=== REQUEST ===
Every entry should be repeated exactly. Omit the pictures.

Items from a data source
★ ★ ★ ★ ★

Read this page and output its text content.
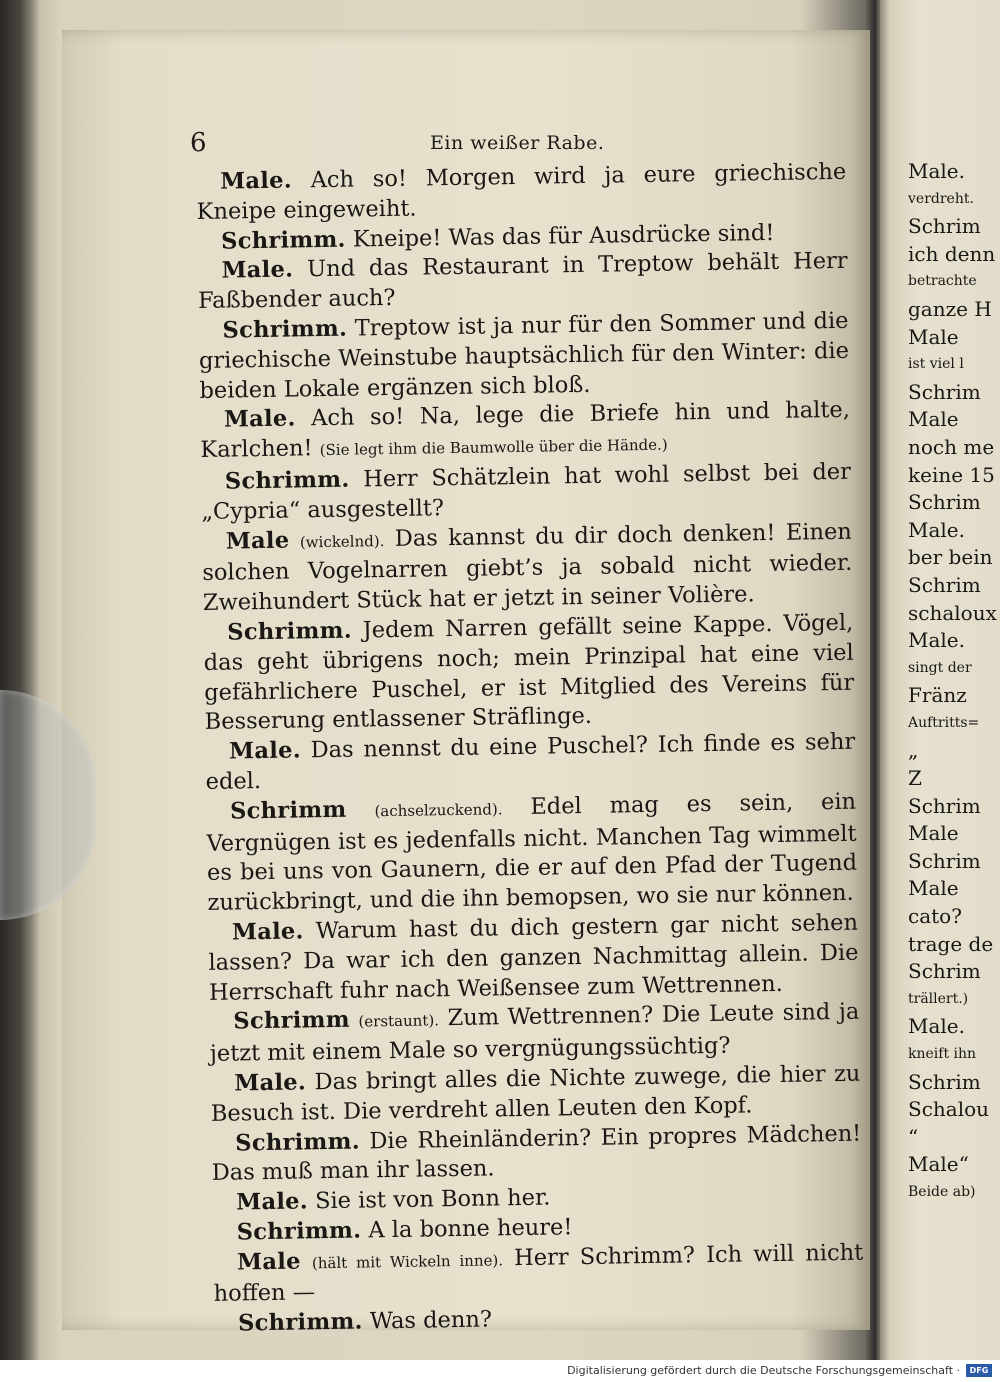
6	Ein weißer Rabe.

Male. Ach so! Morgen wird ja eure griechische Kneipe eingeweiht.

Schrimm. Kneipe! Was das für Ausdrücke sind!

Male. Und das Restaurant in Treptow behält Herr Faßbender auch?

Schrimm. Treptow ist ja nur für den Sommer und die griechische Weinstube hauptsächlich für den Winter: die beiden Lokale ergänzen sich bloß.

Male. Ach so! Na, lege die Briefe hin und halte, Karlchen! (Sie legt ihm die Baumwolle über die Hände.)

Schrimm. Herr Schätzlein hat wohl selbst bei der „Cypria“ ausgestellt?

Male (wickelnd). Das kannst du dir doch denken! Einen solchen Vogelnarren giebt’s ja sobald nicht wieder. Zweihundert Stück hat er jetzt in seiner Volière.

Schrimm. Jedem Narren gefällt seine Kappe. Vögel, das geht übrigens noch; mein Prinzipal hat eine viel gefährlichere Puschel, er ist Mitglied des Vereins für Besserung entlassener Sträflinge.

Male. Das nennst du eine Puschel? Ich finde es sehr edel.

Schrimm (achselzuckend). Edel mag es sein, ein Vergnügen ist es jedenfalls nicht. Manchen Tag wimmelt es bei uns von Gaunern, die er auf den Pfad der Tugend zurückbringt, und die ihn bemopsen, wo sie nur können.

Male. Warum hast du dich gestern gar nicht sehen lassen? Da war ich den ganzen Nachmittag allein. Die Herrschaft fuhr nach Weißensee zum Wettrennen.

Schrimm (erstaunt). Zum Wettrennen? Die Leute sind ja jetzt mit einem Male so vergnügungssüchtig?

Male. Das bringt alles die Nichte zuwege, die hier zu Besuch ist. Die verdreht allen Leuten den Kopf.

Schrimm. Die Rheinländerin? Ein propres Mädchen! Das muß man ihr lassen.

Male. Sie ist von Bonn her.

Schrimm. A la bonne heure!

Male (hält mit Wickeln inne). Herr Schrimm? Ich will nicht hoffen —

Schrimm. Was denn?

Male.
verdreht.
Schrim
ich denn
betrachte
ganze H
Male
ist viel l
Schrim
Male
noch me
keine 15
Schrim
Male.
ber bein
Schrim
schaloux
Male.
singt der
Fränz
Auftritts=
„
Z
Schrim
Male
Schrim
Male
cato?
trage de
Schrim
trällert.)
Male.
kneift ihn
Schrim
Schalou
“
Male“
Beide ab)
Digitalisierung gefördert durch die Deutsche Forschungsgemeinschaft ·	DFG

★ ★ ★ ★ ★

=== THE OUTPUT ===
Read this page and output its text content.
6	Ein weißer Rabe.

Male. Ach so! Morgen wird ja eure griechische Kneipe eingeweiht.

Schrimm. Kneipe! Was das für Ausdrücke sind!

Male. Und das Restaurant in Treptow behält Herr Faßbender auch?

Schrimm. Treptow ist ja nur für den Sommer und die griechische Weinstube hauptsächlich für den Winter: die beiden Lokale ergänzen sich bloß.

Male. Ach so! Na, lege die Briefe hin und halte, Karlchen! (Sie legt ihm die Baumwolle über die Hände.)

Schrimm. Herr Schätzlein hat wohl selbst bei der „Cypria“ ausgestellt?

Male (wickelnd). Das kannst du dir doch denken! Einen solchen Vogelnarren giebt’s ja sobald nicht wieder. Zweihundert Stück hat er jetzt in seiner Volière.

Schrimm. Jedem Narren gefällt seine Kappe. Vögel, das geht übrigens noch; mein Prinzipal hat eine viel gefährlichere Puschel, er ist Mitglied des Vereins für Besserung entlassener Sträflinge.

Male. Das nennst du eine Puschel? Ich finde es sehr edel.

Schrimm (achselzuckend). Edel mag es sein, ein Vergnügen ist es jedenfalls nicht. Manchen Tag wimmelt es bei uns von Gaunern, die er auf den Pfad der Tugend zurückbringt, und die ihn bemopsen, wo sie nur können.

Male. Warum hast du dich gestern gar nicht sehen lassen? Da war ich den ganzen Nachmittag allein. Die Herrschaft fuhr nach Weißensee zum Wettrennen.

Schrimm (erstaunt). Zum Wettrennen? Die Leute sind ja jetzt mit einem Male so vergnügungssüchtig?

Male. Das bringt alles die Nichte zuwege, die hier zu Besuch ist. Die verdreht allen Leuten den Kopf.

Schrimm. Die Rheinländerin? Ein propres Mädchen! Das muß man ihr lassen.

Male. Sie ist von Bonn her.

Schrimm. A la bonne heure!

Male (hält mit Wickeln inne). Herr Schrimm? Ich will nicht hoffen —

Schrimm. Was denn?

Male.
verdreht.
Schrim
ich denn
betrachte
ganze H
Male
ist viel l
Schrim
Male
noch me
keine 15
Schrim
Male.
ber bein
Schrim
schaloux
Male.
singt der
Fränz
Auftritts=
„
Z
Schrim
Male
Schrim
Male
cato?
trage de
Schrim
trällert.)
Male.
kneift ihn
Schrim
Schalou
“
Male“
Beide ab)
Digitalisierung gefördert durch die Deutsche Forschungsgemeinschaft ·	DFG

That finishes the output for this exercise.